Extract every entry word for word. Skip the pictures.
-------------------------
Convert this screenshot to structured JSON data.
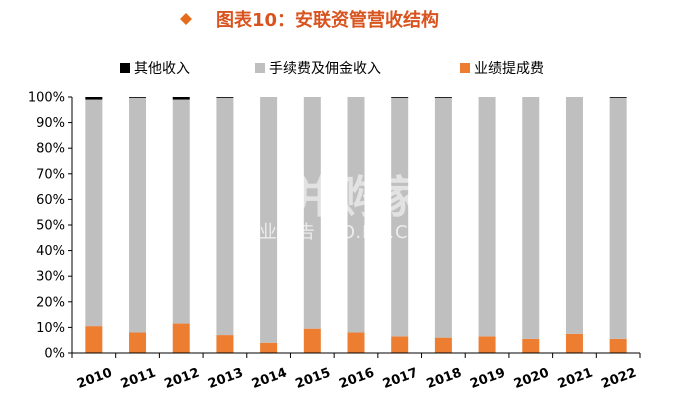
{
  "title": "图表10：安联资管营收结构",
  "watermark": {
    "main": "并购家",
    "sub": "行业报告 IPO.PO.CN"
  },
  "chart_data": {
    "type": "bar",
    "stacked": true,
    "percent": true,
    "categories": [
      "2010",
      "2011",
      "2012",
      "2013",
      "2014",
      "2015",
      "2016",
      "2017",
      "2018",
      "2019",
      "2020",
      "2021",
      "2022"
    ],
    "series": [
      {
        "name": "业绩提成费",
        "color": "#ed7d31",
        "values": [
          10.5,
          8.0,
          11.5,
          7.0,
          4.0,
          9.5,
          8.0,
          6.5,
          6.0,
          6.5,
          5.5,
          7.5,
          5.5
        ]
      },
      {
        "name": "手续费及佣金收入",
        "color": "#bfbfbf",
        "values": [
          88.5,
          91.8,
          87.5,
          92.8,
          96.0,
          90.5,
          92.0,
          93.3,
          93.8,
          93.5,
          94.5,
          92.5,
          94.2
        ]
      },
      {
        "name": "其他收入",
        "color": "#000000",
        "values": [
          1.0,
          0.2,
          1.0,
          0.2,
          0.0,
          0.0,
          0.0,
          0.2,
          0.2,
          0.0,
          0.0,
          0.0,
          0.3
        ]
      }
    ],
    "legend_order": [
      "其他收入",
      "手续费及佣金收入",
      "业绩提成费"
    ],
    "yticks": [
      "0%",
      "10%",
      "20%",
      "30%",
      "40%",
      "50%",
      "60%",
      "70%",
      "80%",
      "90%",
      "100%"
    ],
    "ylim": [
      0,
      100
    ],
    "legend_position": "top",
    "grid": false
  }
}
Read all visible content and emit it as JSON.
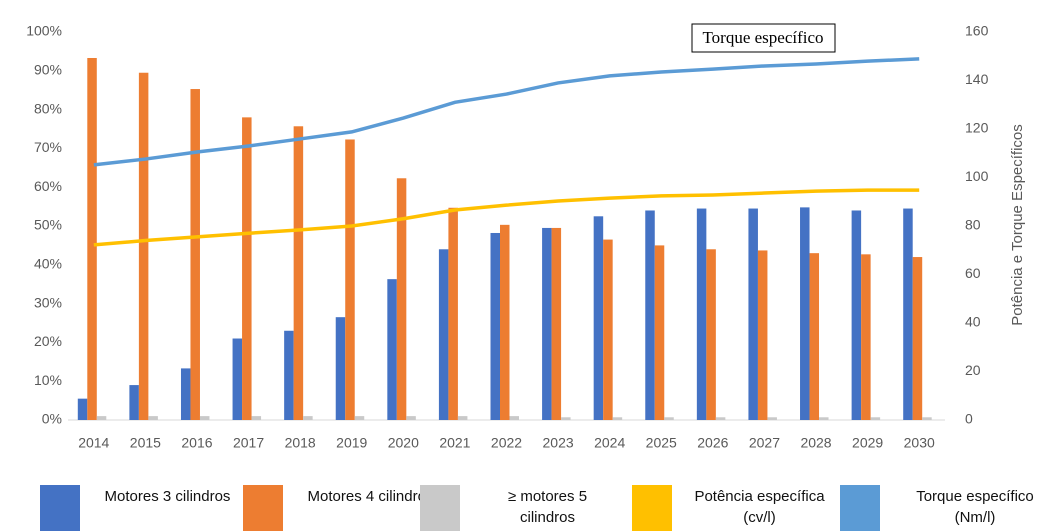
{
  "chart_data": {
    "type": "bar_line",
    "annotation": "Torque específico",
    "y2_label": "Potência e Torque Específicos",
    "categories": [
      "2014",
      "2015",
      "2016",
      "2017",
      "2018",
      "2019",
      "2020",
      "2021",
      "2022",
      "2023",
      "2024",
      "2025",
      "2026",
      "2027",
      "2028",
      "2029",
      "2030"
    ],
    "series": [
      {
        "name": "Motores 3 cilindros",
        "type": "bar",
        "color": "#4472c4",
        "values": [
          5.5,
          9,
          13.3,
          21,
          23,
          26.5,
          36.3,
          44,
          48.2,
          49.5,
          52.5,
          54,
          54.5,
          54.5,
          54.8,
          54,
          54.5
        ]
      },
      {
        "name": "Motores 4 cilindros",
        "type": "bar",
        "color": "#ed7d31",
        "values": [
          93.3,
          89.5,
          85.3,
          78,
          75.7,
          72.3,
          62.3,
          54.7,
          50.3,
          49.5,
          46.5,
          45,
          44,
          43.7,
          43,
          42.7,
          42
        ]
      },
      {
        "name": "≥ motores 5 cilindros",
        "type": "bar",
        "color": "#c9c9c9",
        "values": [
          1,
          1,
          1,
          1,
          1,
          1,
          1,
          1,
          1,
          0.7,
          0.7,
          0.7,
          0.7,
          0.7,
          0.7,
          0.7,
          0.7
        ]
      },
      {
        "name": "Potência específica (cv/l)",
        "type": "line",
        "axis": "y2",
        "color": "#ffc000",
        "values": [
          72.2,
          74,
          75.5,
          77,
          78.4,
          80,
          83,
          86.6,
          88.6,
          90.3,
          91.5,
          92.4,
          92.8,
          93.6,
          94.4,
          94.8,
          94.8
        ]
      },
      {
        "name": "Torque específico (Nm/l)",
        "type": "line",
        "axis": "y2",
        "color": "#5b9bd5",
        "values": [
          105.2,
          107.6,
          110.5,
          113,
          115.9,
          118.8,
          124.5,
          131,
          134.4,
          139,
          141.9,
          143.5,
          144.7,
          146,
          146.8,
          148,
          148.9
        ]
      }
    ],
    "ylim": [
      0,
      100
    ],
    "yticks": [
      {
        "value": 0,
        "label": "0%"
      },
      {
        "value": 10,
        "label": "10%"
      },
      {
        "value": 20,
        "label": "20%"
      },
      {
        "value": 30,
        "label": "30%"
      },
      {
        "value": 40,
        "label": "40%"
      },
      {
        "value": 50,
        "label": "50%"
      },
      {
        "value": 60,
        "label": "60%"
      },
      {
        "value": 70,
        "label": "70%"
      },
      {
        "value": 80,
        "label": "80%"
      },
      {
        "value": 90,
        "label": "90%"
      },
      {
        "value": 100,
        "label": "100%"
      }
    ],
    "y2lim": [
      0,
      160
    ],
    "y2ticks": [
      0,
      20,
      40,
      60,
      80,
      100,
      120,
      140,
      160
    ],
    "grid": false
  }
}
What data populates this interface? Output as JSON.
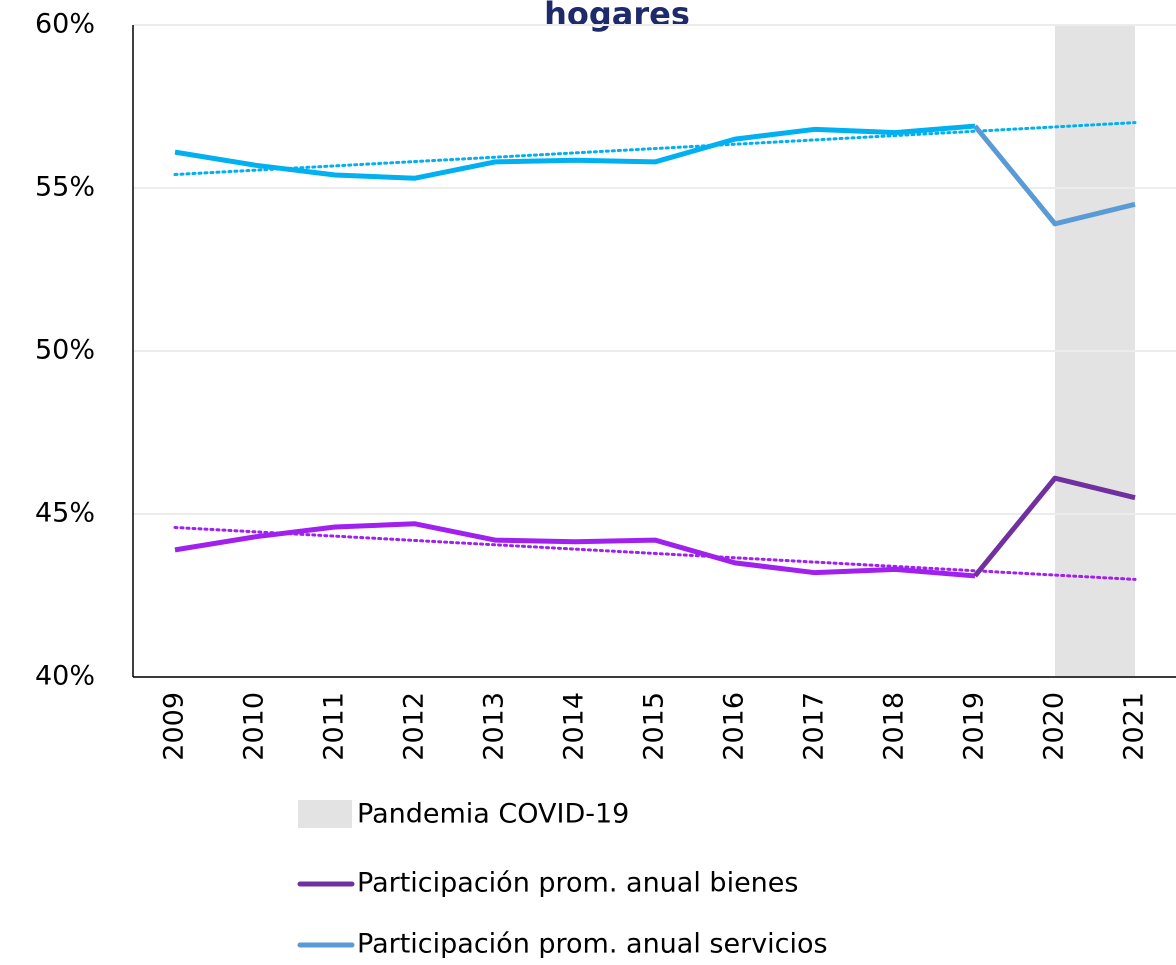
{
  "chart_data": {
    "type": "line",
    "title": "hogares",
    "categories": [
      "2009",
      "2010",
      "2011",
      "2012",
      "2013",
      "2014",
      "2015",
      "2016",
      "2017",
      "2018",
      "2019",
      "2020",
      "2021"
    ],
    "series": [
      {
        "name": "Participación prom. anual bienes",
        "color": "#7030a0",
        "base_color": "#a020f0",
        "values": [
          43.9,
          44.3,
          44.6,
          44.7,
          44.2,
          44.15,
          44.2,
          43.5,
          43.2,
          43.3,
          43.1,
          46.1,
          45.5
        ]
      },
      {
        "name": "Participación prom. anual servicios",
        "color": "#5b9bd5",
        "base_color": "#00b0f0",
        "values": [
          56.1,
          55.7,
          55.4,
          55.3,
          55.8,
          55.85,
          55.8,
          56.5,
          56.8,
          56.7,
          56.9,
          53.9,
          54.5
        ]
      }
    ],
    "shade": {
      "name": "Pandemia COVID-19",
      "from": "2020",
      "to": "2021",
      "color": "#e3e3e3"
    },
    "ylim": [
      40,
      60
    ],
    "yticks": [
      {
        "value": 40,
        "label": "40%"
      },
      {
        "value": 45,
        "label": "45%"
      },
      {
        "value": 50,
        "label": "50%"
      },
      {
        "value": 55,
        "label": "55%"
      },
      {
        "value": 60,
        "label": "60%"
      }
    ],
    "grid": true,
    "trendline": true
  }
}
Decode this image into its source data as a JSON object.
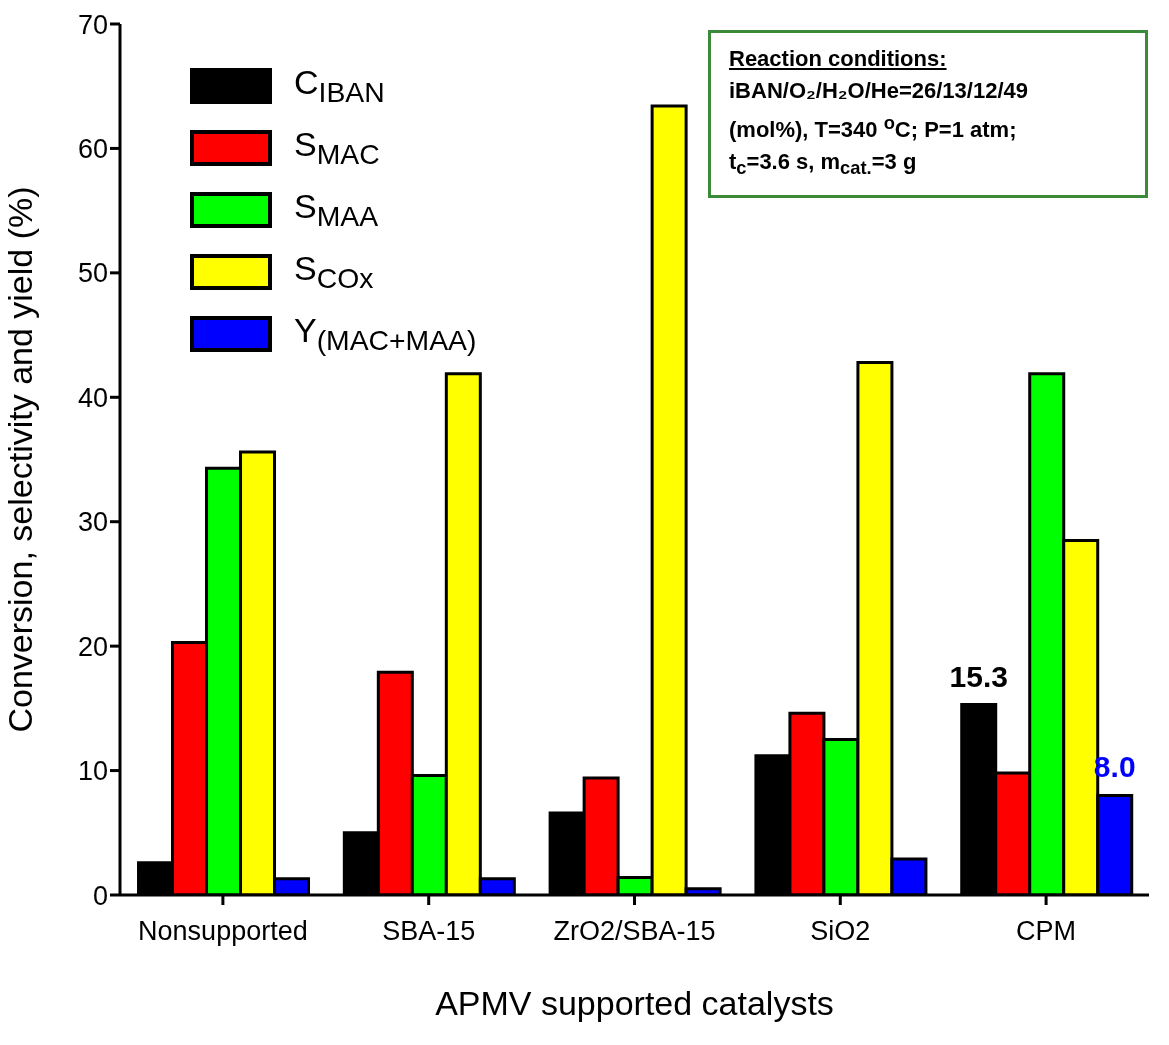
{
  "chart_data": {
    "type": "bar",
    "xlabel": "APMV supported catalysts",
    "ylabel": "Conversion, selectivity and yield (%)",
    "categories": [
      "Nonsupported",
      "SBA-15",
      "ZrO2/SBA-15",
      "SiO2",
      "CPM"
    ],
    "series": [
      {
        "name": "C$_{IBAN}$",
        "color": "#000000",
        "values": [
          2.6,
          5.0,
          6.6,
          11.2,
          15.3
        ],
        "value_labels": [
          null,
          null,
          null,
          null,
          "15.3"
        ]
      },
      {
        "name": "S$_{MAC}$",
        "color": "#ff0000",
        "values": [
          20.3,
          17.9,
          9.4,
          14.6,
          9.8
        ]
      },
      {
        "name": "S$_{MAA}$",
        "color": "#00ff00",
        "values": [
          34.3,
          9.6,
          1.4,
          12.5,
          41.9
        ]
      },
      {
        "name": "S$_{COx}$",
        "color": "#ffff00",
        "values": [
          35.6,
          41.9,
          63.4,
          42.8,
          28.5
        ]
      },
      {
        "name": "Y$_{(MAC+MAA)}$",
        "color": "#0000ff",
        "values": [
          1.3,
          1.3,
          0.5,
          2.9,
          8.0
        ],
        "value_labels": [
          null,
          null,
          null,
          null,
          "8.0"
        ]
      }
    ],
    "ylim": [
      0,
      70
    ],
    "yticks": [
      0,
      10,
      20,
      30,
      40,
      50,
      60,
      70
    ],
    "grid": false,
    "legend": "top left",
    "annotations": [
      "Reaction conditions:",
      "iBAN/O₂/H₂O/He=26/13/12/49",
      "(mol%), T=340 $^{o}$C; P=1 atm;",
      "t$_{c}$=3.6 s, m$_{cat.}$=3 g"
    ]
  }
}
-------------------------
(The response):
Convert this screenshot to structured JSON data.
{
  "title": "图表10：安联资管营收结构",
  "watermark": {
    "main": "并购家",
    "sub": "行业报告 IPO.PO.CN"
  },
  "chart_data": {
    "type": "bar",
    "stacked": true,
    "percent": true,
    "categories": [
      "2010",
      "2011",
      "2012",
      "2013",
      "2014",
      "2015",
      "2016",
      "2017",
      "2018",
      "2019",
      "2020",
      "2021",
      "2022"
    ],
    "series": [
      {
        "name": "业绩提成费",
        "color": "#ed7d31",
        "values": [
          10.5,
          8.0,
          11.5,
          7.0,
          4.0,
          9.5,
          8.0,
          6.5,
          6.0,
          6.5,
          5.5,
          7.5,
          5.5
        ]
      },
      {
        "name": "手续费及佣金收入",
        "color": "#bfbfbf",
        "values": [
          88.5,
          91.8,
          87.5,
          92.8,
          96.0,
          90.5,
          92.0,
          93.3,
          93.8,
          93.5,
          94.5,
          92.5,
          94.2
        ]
      },
      {
        "name": "其他收入",
        "color": "#000000",
        "values": [
          1.0,
          0.2,
          1.0,
          0.2,
          0.0,
          0.0,
          0.0,
          0.2,
          0.2,
          0.0,
          0.0,
          0.0,
          0.3
        ]
      }
    ],
    "legend_order": [
      "其他收入",
      "手续费及佣金收入",
      "业绩提成费"
    ],
    "yticks": [
      "0%",
      "10%",
      "20%",
      "30%",
      "40%",
      "50%",
      "60%",
      "70%",
      "80%",
      "90%",
      "100%"
    ],
    "ylim": [
      0,
      100
    ],
    "legend_position": "top",
    "grid": false
  }
}
Read all visible content and emit it as JSON.
{
  "chart_data": {
    "type": "bar_line",
    "annotation": "Torque específico",
    "y2_label": "Potência e Torque Específicos",
    "categories": [
      "2014",
      "2015",
      "2016",
      "2017",
      "2018",
      "2019",
      "2020",
      "2021",
      "2022",
      "2023",
      "2024",
      "2025",
      "2026",
      "2027",
      "2028",
      "2029",
      "2030"
    ],
    "series": [
      {
        "name": "Motores 3 cilindros",
        "type": "bar",
        "color": "#4472c4",
        "values": [
          5.5,
          9,
          13.3,
          21,
          23,
          26.5,
          36.3,
          44,
          48.2,
          49.5,
          52.5,
          54,
          54.5,
          54.5,
          54.8,
          54,
          54.5
        ]
      },
      {
        "name": "Motores 4 cilindros",
        "type": "bar",
        "color": "#ed7d31",
        "values": [
          93.3,
          89.5,
          85.3,
          78,
          75.7,
          72.3,
          62.3,
          54.7,
          50.3,
          49.5,
          46.5,
          45,
          44,
          43.7,
          43,
          42.7,
          42
        ]
      },
      {
        "name": "≥ motores 5 cilindros",
        "type": "bar",
        "color": "#c9c9c9",
        "values": [
          1,
          1,
          1,
          1,
          1,
          1,
          1,
          1,
          1,
          0.7,
          0.7,
          0.7,
          0.7,
          0.7,
          0.7,
          0.7,
          0.7
        ]
      },
      {
        "name": "Potência específica (cv/l)",
        "type": "line",
        "axis": "y2",
        "color": "#ffc000",
        "values": [
          72.2,
          74,
          75.5,
          77,
          78.4,
          80,
          83,
          86.6,
          88.6,
          90.3,
          91.5,
          92.4,
          92.8,
          93.6,
          94.4,
          94.8,
          94.8
        ]
      },
      {
        "name": "Torque específico (Nm/l)",
        "type": "line",
        "axis": "y2",
        "color": "#5b9bd5",
        "values": [
          105.2,
          107.6,
          110.5,
          113,
          115.9,
          118.8,
          124.5,
          131,
          134.4,
          139,
          141.9,
          143.5,
          144.7,
          146,
          146.8,
          148,
          148.9
        ]
      }
    ],
    "ylim": [
      0,
      100
    ],
    "yticks": [
      {
        "value": 0,
        "label": "0%"
      },
      {
        "value": 10,
        "label": "10%"
      },
      {
        "value": 20,
        "label": "20%"
      },
      {
        "value": 30,
        "label": "30%"
      },
      {
        "value": 40,
        "label": "40%"
      },
      {
        "value": 50,
        "label": "50%"
      },
      {
        "value": 60,
        "label": "60%"
      },
      {
        "value": 70,
        "label": "70%"
      },
      {
        "value": 80,
        "label": "80%"
      },
      {
        "value": 90,
        "label": "90%"
      },
      {
        "value": 100,
        "label": "100%"
      }
    ],
    "y2lim": [
      0,
      160
    ],
    "y2ticks": [
      0,
      20,
      40,
      60,
      80,
      100,
      120,
      140,
      160
    ],
    "grid": false
  }
}
What data populates this interface? Output as JSON.
{
  "chart_data": {
    "type": "line",
    "title": "hogares",
    "categories": [
      "2009",
      "2010",
      "2011",
      "2012",
      "2013",
      "2014",
      "2015",
      "2016",
      "2017",
      "2018",
      "2019",
      "2020",
      "2021"
    ],
    "series": [
      {
        "name": "Participación prom. anual bienes",
        "color": "#7030a0",
        "base_color": "#a020f0",
        "values": [
          43.9,
          44.3,
          44.6,
          44.7,
          44.2,
          44.15,
          44.2,
          43.5,
          43.2,
          43.3,
          43.1,
          46.1,
          45.5
        ]
      },
      {
        "name": "Participación prom. anual servicios",
        "color": "#5b9bd5",
        "base_color": "#00b0f0",
        "values": [
          56.1,
          55.7,
          55.4,
          55.3,
          55.8,
          55.85,
          55.8,
          56.5,
          56.8,
          56.7,
          56.9,
          53.9,
          54.5
        ]
      }
    ],
    "shade": {
      "name": "Pandemia COVID-19",
      "from": "2020",
      "to": "2021",
      "color": "#e3e3e3"
    },
    "ylim": [
      40,
      60
    ],
    "yticks": [
      {
        "value": 40,
        "label": "40%"
      },
      {
        "value": 45,
        "label": "45%"
      },
      {
        "value": 50,
        "label": "50%"
      },
      {
        "value": 55,
        "label": "55%"
      },
      {
        "value": 60,
        "label": "60%"
      }
    ],
    "grid": true,
    "trendline": true
  }
}
Decode this image into its source data as a JSON object.
{
  "chart_data": {
    "type": "bar",
    "xlabel": "APMV supported catalysts",
    "ylabel": "Conversion, selectivity and yield (%)",
    "categories": [
      "Nonsupported",
      "SBA-15",
      "ZrO2/SBA-15",
      "SiO2",
      "CPM"
    ],
    "series": [
      {
        "name": "C$_{IBAN}$",
        "color": "#000000",
        "values": [
          2.6,
          5.0,
          6.6,
          11.2,
          15.3
        ],
        "value_labels": [
          null,
          null,
          null,
          null,
          "15.3"
        ]
      },
      {
        "name": "S$_{MAC}$",
        "color": "#ff0000",
        "values": [
          20.3,
          17.9,
          9.4,
          14.6,
          9.8
        ]
      },
      {
        "name": "S$_{MAA}$",
        "color": "#00ff00",
        "values": [
          34.3,
          9.6,
          1.4,
          12.5,
          41.9
        ]
      },
      {
        "name": "S$_{COx}$",
        "color": "#ffff00",
        "values": [
          35.6,
          41.9,
          63.4,
          42.8,
          28.5
        ]
      },
      {
        "name": "Y$_{(MAC+MAA)}$",
        "color": "#0000ff",
        "values": [
          1.3,
          1.3,
          0.5,
          2.9,
          8.0
        ],
        "value_labels": [
          null,
          null,
          null,
          null,
          "8.0"
        ]
      }
    ],
    "ylim": [
      0,
      70
    ],
    "yticks": [
      0,
      10,
      20,
      30,
      40,
      50,
      60,
      70
    ],
    "grid": false,
    "legend": "top left",
    "annotations": [
      "Reaction conditions:",
      "iBAN/O₂/H₂O/He=26/13/12/49",
      "(mol%), T=340 $^{o}$C; P=1 atm;",
      "t$_{c}$=3.6 s, m$_{cat.}$=3 g"
    ]
  }
}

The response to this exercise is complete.